■ What the exercise asks
Copy each line below in which the string "Psychologist" occurs.

Stored items from a collection:

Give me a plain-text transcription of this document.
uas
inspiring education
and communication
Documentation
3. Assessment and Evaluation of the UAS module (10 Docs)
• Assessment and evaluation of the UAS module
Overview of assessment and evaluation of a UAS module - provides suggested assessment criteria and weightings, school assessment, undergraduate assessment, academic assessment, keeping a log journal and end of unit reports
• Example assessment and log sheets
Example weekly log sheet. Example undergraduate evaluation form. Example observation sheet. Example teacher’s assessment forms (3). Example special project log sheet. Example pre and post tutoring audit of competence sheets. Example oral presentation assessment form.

--

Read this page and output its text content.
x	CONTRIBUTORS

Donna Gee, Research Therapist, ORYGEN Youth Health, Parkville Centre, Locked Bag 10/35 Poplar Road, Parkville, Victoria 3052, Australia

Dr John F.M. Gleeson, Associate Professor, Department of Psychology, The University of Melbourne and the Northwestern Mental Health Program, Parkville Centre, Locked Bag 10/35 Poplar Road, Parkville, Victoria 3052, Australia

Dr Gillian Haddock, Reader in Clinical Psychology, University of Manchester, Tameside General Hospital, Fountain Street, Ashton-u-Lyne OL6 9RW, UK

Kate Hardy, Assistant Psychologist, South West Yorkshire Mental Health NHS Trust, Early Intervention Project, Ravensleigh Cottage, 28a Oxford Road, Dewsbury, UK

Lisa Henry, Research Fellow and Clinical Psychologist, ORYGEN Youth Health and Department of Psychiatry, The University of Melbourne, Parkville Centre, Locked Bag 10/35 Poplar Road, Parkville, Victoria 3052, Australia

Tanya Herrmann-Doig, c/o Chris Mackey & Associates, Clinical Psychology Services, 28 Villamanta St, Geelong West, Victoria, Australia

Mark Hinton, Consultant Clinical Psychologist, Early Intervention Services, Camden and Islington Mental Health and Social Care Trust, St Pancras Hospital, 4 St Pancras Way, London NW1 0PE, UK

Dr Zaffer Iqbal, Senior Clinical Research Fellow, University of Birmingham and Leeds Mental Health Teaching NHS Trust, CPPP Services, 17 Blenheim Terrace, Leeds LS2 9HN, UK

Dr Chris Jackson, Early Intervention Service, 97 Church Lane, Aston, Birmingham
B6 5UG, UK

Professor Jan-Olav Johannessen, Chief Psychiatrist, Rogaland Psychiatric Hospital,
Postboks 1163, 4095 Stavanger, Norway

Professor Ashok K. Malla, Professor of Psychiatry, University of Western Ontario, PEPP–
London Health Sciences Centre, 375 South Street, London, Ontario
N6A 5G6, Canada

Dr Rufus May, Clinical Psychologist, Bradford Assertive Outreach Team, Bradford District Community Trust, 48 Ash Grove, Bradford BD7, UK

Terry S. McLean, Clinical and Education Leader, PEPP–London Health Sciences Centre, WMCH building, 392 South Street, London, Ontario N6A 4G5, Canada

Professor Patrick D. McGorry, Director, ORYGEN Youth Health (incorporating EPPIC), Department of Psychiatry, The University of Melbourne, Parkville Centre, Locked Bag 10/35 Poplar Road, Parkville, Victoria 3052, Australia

■ Exercise result
Kate Hardy, Assistant Psychologist, South West Yorkshire Mental Health NHS Trust, Early Intervention Project, Ravensleigh Cottage, 28a Oxford Road, Dewsbury, UK
Lisa Henry, Research Fellow and Clinical Psychologist, ORYGEN Youth Health and Department of Psychiatry, The University of Melbourne, Parkville Centre, Locked Bag 10/35 Poplar Road, Parkville, Victoria 3052, Australia
Mark Hinton, Consultant Clinical Psychologist, Early Intervention Services, Camden and Islington Mental Health and Social Care Trust, St Pancras Hospital, 4 St Pancras Way, London NW1 0PE, UK
Dr Rufus May, Clinical Psychologist, Bradford Assertive Outreach Team, Bradford District Community Trust, 48 Ash Grove, Bradford BD7, UK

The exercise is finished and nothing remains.